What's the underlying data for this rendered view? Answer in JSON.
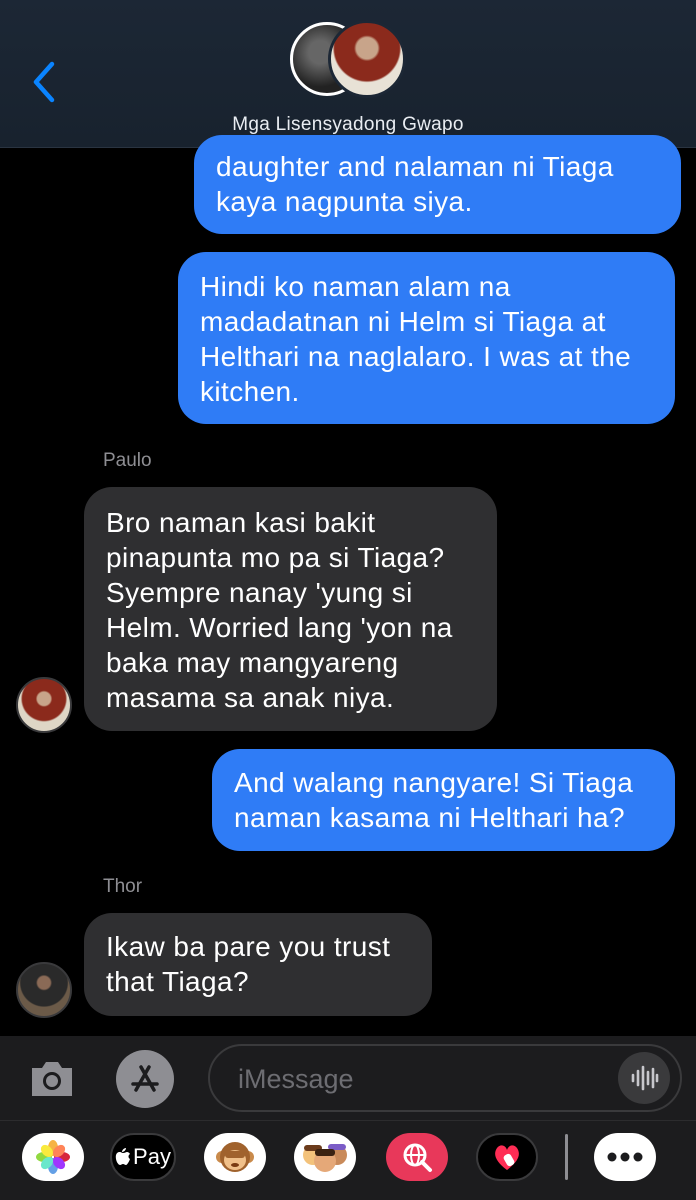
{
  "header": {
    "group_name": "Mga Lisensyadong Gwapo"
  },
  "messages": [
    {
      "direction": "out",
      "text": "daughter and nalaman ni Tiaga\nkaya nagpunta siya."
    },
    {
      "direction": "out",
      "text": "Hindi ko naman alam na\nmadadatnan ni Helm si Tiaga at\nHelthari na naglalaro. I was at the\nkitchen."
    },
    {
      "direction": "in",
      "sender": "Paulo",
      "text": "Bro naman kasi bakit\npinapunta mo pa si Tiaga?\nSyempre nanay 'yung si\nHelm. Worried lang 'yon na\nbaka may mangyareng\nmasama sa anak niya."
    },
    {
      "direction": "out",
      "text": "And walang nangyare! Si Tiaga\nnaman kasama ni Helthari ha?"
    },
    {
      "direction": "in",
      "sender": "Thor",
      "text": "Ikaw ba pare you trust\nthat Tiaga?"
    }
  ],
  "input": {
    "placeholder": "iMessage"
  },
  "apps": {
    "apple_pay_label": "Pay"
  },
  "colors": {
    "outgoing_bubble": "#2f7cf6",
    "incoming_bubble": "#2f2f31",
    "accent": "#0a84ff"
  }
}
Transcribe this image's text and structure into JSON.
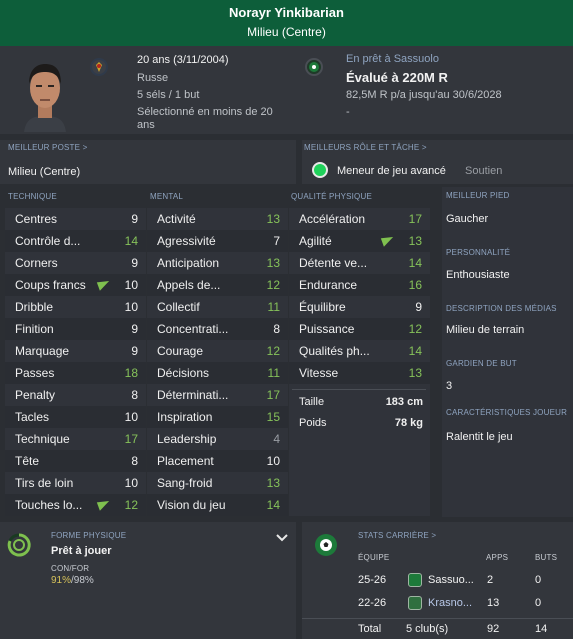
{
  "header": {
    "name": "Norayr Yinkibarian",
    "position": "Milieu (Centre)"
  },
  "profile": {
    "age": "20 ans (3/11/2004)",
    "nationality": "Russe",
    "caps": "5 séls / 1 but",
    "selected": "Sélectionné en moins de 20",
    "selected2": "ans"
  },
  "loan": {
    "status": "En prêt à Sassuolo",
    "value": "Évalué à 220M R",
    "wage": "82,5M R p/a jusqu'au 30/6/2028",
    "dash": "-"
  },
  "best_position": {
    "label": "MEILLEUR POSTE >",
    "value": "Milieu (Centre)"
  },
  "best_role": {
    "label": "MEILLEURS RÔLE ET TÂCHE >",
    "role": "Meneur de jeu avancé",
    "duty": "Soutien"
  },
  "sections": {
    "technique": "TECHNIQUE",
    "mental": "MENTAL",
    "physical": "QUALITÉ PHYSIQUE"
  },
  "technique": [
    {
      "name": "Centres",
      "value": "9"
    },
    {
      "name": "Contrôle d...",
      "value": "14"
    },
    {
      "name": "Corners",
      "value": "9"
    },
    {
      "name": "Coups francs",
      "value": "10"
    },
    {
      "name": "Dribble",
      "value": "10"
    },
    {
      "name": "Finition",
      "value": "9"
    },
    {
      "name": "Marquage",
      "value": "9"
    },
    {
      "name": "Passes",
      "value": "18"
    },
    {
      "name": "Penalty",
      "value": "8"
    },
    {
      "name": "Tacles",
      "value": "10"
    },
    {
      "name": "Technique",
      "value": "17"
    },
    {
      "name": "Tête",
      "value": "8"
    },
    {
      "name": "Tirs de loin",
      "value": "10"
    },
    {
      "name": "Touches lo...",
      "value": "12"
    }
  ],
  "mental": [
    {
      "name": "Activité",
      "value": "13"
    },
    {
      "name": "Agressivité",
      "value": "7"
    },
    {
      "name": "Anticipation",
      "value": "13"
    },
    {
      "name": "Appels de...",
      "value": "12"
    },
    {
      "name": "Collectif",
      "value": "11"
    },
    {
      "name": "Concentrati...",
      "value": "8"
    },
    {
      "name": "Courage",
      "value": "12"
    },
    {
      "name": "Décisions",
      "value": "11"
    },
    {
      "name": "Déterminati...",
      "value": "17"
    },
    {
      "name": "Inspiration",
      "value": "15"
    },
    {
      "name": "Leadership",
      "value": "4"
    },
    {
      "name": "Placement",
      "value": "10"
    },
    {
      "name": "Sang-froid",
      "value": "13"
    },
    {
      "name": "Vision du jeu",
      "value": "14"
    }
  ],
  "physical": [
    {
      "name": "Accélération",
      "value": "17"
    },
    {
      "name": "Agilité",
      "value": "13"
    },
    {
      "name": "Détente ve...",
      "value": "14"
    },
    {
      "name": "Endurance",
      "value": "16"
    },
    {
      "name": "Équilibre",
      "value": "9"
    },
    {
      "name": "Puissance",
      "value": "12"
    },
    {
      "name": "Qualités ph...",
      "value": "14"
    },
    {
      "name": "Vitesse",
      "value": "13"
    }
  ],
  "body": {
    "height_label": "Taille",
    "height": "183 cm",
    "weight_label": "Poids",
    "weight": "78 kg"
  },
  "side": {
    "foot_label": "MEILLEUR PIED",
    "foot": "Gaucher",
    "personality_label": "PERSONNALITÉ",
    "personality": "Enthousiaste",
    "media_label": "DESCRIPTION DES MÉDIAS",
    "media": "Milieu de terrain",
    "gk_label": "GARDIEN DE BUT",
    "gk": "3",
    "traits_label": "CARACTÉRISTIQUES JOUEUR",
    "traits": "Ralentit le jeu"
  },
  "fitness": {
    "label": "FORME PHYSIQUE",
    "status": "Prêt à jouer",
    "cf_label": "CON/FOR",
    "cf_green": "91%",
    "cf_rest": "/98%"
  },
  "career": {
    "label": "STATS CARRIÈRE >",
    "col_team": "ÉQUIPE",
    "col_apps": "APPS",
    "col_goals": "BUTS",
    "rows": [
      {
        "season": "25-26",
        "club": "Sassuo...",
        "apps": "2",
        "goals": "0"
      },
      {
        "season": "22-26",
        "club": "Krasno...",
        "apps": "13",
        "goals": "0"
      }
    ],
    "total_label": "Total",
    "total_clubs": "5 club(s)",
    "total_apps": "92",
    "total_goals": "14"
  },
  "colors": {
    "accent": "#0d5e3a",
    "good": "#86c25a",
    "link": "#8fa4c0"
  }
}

────

→ TASK INSTRUCTIONS: Retype the listing exactly. Pictures do not belong in the copy.

→ RESPONSE BELOW:
What's the underlying data for this rendered view? Answer in JSON.
{
  "header": {
    "group_name": "Mga Lisensyadong Gwapo"
  },
  "messages": [
    {
      "direction": "out",
      "text": "daughter and nalaman ni Tiaga\nkaya nagpunta siya."
    },
    {
      "direction": "out",
      "text": "Hindi ko naman alam na\nmadadatnan ni Helm si Tiaga at\nHelthari na naglalaro. I was at the\nkitchen."
    },
    {
      "direction": "in",
      "sender": "Paulo",
      "text": "Bro naman kasi bakit\npinapunta mo pa si Tiaga?\nSyempre nanay 'yung si\nHelm. Worried lang 'yon na\nbaka may mangyareng\nmasama sa anak niya."
    },
    {
      "direction": "out",
      "text": "And walang nangyare! Si Tiaga\nnaman kasama ni Helthari ha?"
    },
    {
      "direction": "in",
      "sender": "Thor",
      "text": "Ikaw ba pare you trust\nthat Tiaga?"
    }
  ],
  "input": {
    "placeholder": "iMessage"
  },
  "apps": {
    "apple_pay_label": "Pay"
  },
  "colors": {
    "outgoing_bubble": "#2f7cf6",
    "incoming_bubble": "#2f2f31",
    "accent": "#0a84ff"
  }
}
Transcribe this image's text and structure into JSON.
{
  "header": {
    "name": "Norayr Yinkibarian",
    "position": "Milieu (Centre)"
  },
  "profile": {
    "age": "20 ans (3/11/2004)",
    "nationality": "Russe",
    "caps": "5 séls / 1 but",
    "selected": "Sélectionné en moins de 20",
    "selected2": "ans"
  },
  "loan": {
    "status": "En prêt à Sassuolo",
    "value": "Évalué à 220M R",
    "wage": "82,5M R p/a jusqu'au 30/6/2028",
    "dash": "-"
  },
  "best_position": {
    "label": "MEILLEUR POSTE >",
    "value": "Milieu (Centre)"
  },
  "best_role": {
    "label": "MEILLEURS RÔLE ET TÂCHE >",
    "role": "Meneur de jeu avancé",
    "duty": "Soutien"
  },
  "sections": {
    "technique": "TECHNIQUE",
    "mental": "MENTAL",
    "physical": "QUALITÉ PHYSIQUE"
  },
  "technique": [
    {
      "name": "Centres",
      "value": "9"
    },
    {
      "name": "Contrôle d...",
      "value": "14"
    },
    {
      "name": "Corners",
      "value": "9"
    },
    {
      "name": "Coups francs",
      "value": "10"
    },
    {
      "name": "Dribble",
      "value": "10"
    },
    {
      "name": "Finition",
      "value": "9"
    },
    {
      "name": "Marquage",
      "value": "9"
    },
    {
      "name": "Passes",
      "value": "18"
    },
    {
      "name": "Penalty",
      "value": "8"
    },
    {
      "name": "Tacles",
      "value": "10"
    },
    {
      "name": "Technique",
      "value": "17"
    },
    {
      "name": "Tête",
      "value": "8"
    },
    {
      "name": "Tirs de loin",
      "value": "10"
    },
    {
      "name": "Touches lo...",
      "value": "12"
    }
  ],
  "mental": [
    {
      "name": "Activité",
      "value": "13"
    },
    {
      "name": "Agressivité",
      "value": "7"
    },
    {
      "name": "Anticipation",
      "value": "13"
    },
    {
      "name": "Appels de...",
      "value": "12"
    },
    {
      "name": "Collectif",
      "value": "11"
    },
    {
      "name": "Concentrati...",
      "value": "8"
    },
    {
      "name": "Courage",
      "value": "12"
    },
    {
      "name": "Décisions",
      "value": "11"
    },
    {
      "name": "Déterminati...",
      "value": "17"
    },
    {
      "name": "Inspiration",
      "value": "15"
    },
    {
      "name": "Leadership",
      "value": "4"
    },
    {
      "name": "Placement",
      "value": "10"
    },
    {
      "name": "Sang-froid",
      "value": "13"
    },
    {
      "name": "Vision du jeu",
      "value": "14"
    }
  ],
  "physical": [
    {
      "name": "Accélération",
      "value": "17"
    },
    {
      "name": "Agilité",
      "value": "13"
    },
    {
      "name": "Détente ve...",
      "value": "14"
    },
    {
      "name": "Endurance",
      "value": "16"
    },
    {
      "name": "Équilibre",
      "value": "9"
    },
    {
      "name": "Puissance",
      "value": "12"
    },
    {
      "name": "Qualités ph...",
      "value": "14"
    },
    {
      "name": "Vitesse",
      "value": "13"
    }
  ],
  "body": {
    "height_label": "Taille",
    "height": "183 cm",
    "weight_label": "Poids",
    "weight": "78 kg"
  },
  "side": {
    "foot_label": "MEILLEUR PIED",
    "foot": "Gaucher",
    "personality_label": "PERSONNALITÉ",
    "personality": "Enthousiaste",
    "media_label": "DESCRIPTION DES MÉDIAS",
    "media": "Milieu de terrain",
    "gk_label": "GARDIEN DE BUT",
    "gk": "3",
    "traits_label": "CARACTÉRISTIQUES JOUEUR",
    "traits": "Ralentit le jeu"
  },
  "fitness": {
    "label": "FORME PHYSIQUE",
    "status": "Prêt à jouer",
    "cf_label": "CON/FOR",
    "cf_green": "91%",
    "cf_rest": "/98%"
  },
  "career": {
    "label": "STATS CARRIÈRE >",
    "col_team": "ÉQUIPE",
    "col_apps": "APPS",
    "col_goals": "BUTS",
    "rows": [
      {
        "season": "25-26",
        "club": "Sassuo...",
        "apps": "2",
        "goals": "0"
      },
      {
        "season": "22-26",
        "club": "Krasno...",
        "apps": "13",
        "goals": "0"
      }
    ],
    "total_label": "Total",
    "total_clubs": "5 club(s)",
    "total_apps": "92",
    "total_goals": "14"
  },
  "colors": {
    "accent": "#0d5e3a",
    "good": "#86c25a",
    "link": "#8fa4c0"
  }
}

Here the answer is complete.